Copy every line that mentions the word "JSON".

*****

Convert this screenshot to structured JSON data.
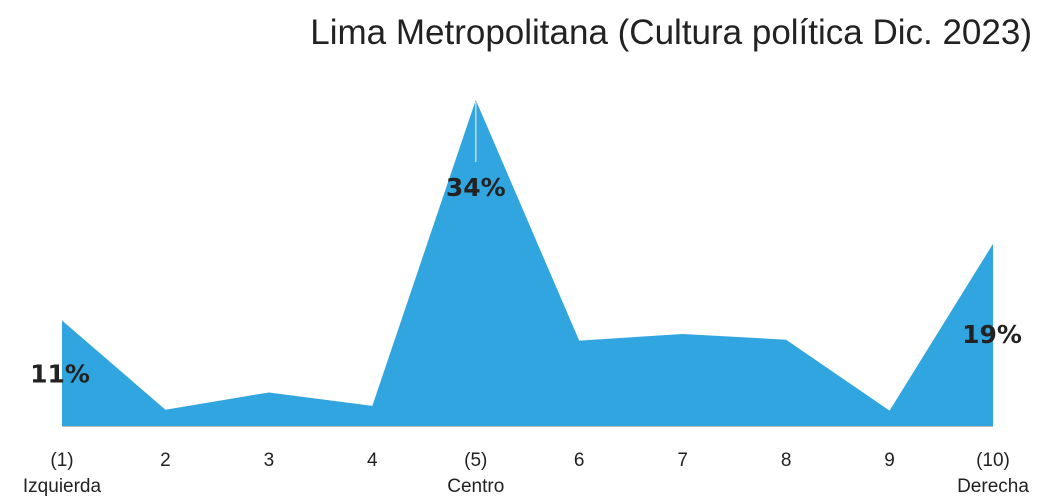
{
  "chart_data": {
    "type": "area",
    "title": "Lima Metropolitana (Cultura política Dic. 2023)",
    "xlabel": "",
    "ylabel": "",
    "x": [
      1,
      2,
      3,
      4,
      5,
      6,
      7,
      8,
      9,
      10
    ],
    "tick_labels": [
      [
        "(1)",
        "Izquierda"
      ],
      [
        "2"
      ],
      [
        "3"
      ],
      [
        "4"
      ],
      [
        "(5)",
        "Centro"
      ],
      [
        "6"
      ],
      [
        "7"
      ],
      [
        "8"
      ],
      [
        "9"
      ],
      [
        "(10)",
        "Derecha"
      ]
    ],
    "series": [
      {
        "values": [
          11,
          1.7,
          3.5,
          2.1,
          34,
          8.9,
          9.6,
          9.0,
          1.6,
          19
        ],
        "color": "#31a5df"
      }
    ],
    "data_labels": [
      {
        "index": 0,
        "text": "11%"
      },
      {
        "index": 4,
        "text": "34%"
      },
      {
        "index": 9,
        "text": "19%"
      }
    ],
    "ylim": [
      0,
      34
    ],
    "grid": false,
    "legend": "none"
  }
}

*****

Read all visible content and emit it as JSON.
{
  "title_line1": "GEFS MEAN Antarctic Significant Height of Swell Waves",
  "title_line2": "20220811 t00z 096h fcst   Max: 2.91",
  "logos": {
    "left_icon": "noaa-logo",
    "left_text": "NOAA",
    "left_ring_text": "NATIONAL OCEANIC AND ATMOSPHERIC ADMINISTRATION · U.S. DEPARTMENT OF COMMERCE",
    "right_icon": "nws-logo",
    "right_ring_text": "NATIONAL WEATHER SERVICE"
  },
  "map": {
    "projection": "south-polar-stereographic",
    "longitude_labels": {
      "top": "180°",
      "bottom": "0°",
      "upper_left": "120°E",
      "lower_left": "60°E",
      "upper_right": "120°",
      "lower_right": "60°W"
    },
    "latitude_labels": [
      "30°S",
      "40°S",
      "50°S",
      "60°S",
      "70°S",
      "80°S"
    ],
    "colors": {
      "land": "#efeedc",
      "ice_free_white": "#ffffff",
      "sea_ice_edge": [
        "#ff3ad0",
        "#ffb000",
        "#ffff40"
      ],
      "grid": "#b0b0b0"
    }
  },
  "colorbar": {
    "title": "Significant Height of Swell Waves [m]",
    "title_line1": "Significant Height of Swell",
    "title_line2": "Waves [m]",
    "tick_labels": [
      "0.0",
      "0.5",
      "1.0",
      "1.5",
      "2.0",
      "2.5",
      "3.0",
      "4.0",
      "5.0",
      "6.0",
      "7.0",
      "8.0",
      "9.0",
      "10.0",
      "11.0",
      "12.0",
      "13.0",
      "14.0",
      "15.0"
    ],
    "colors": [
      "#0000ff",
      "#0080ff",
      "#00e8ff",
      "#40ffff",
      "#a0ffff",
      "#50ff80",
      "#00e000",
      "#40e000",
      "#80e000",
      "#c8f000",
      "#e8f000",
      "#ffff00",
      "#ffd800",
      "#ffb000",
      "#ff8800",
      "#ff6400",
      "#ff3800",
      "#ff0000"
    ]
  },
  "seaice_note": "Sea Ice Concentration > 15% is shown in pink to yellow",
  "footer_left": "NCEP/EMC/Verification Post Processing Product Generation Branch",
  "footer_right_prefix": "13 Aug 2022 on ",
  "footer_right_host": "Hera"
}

*****

● Answer to this problem
Convert this screenshot to structured JSON data.
Read all visible content and emit it as JSON.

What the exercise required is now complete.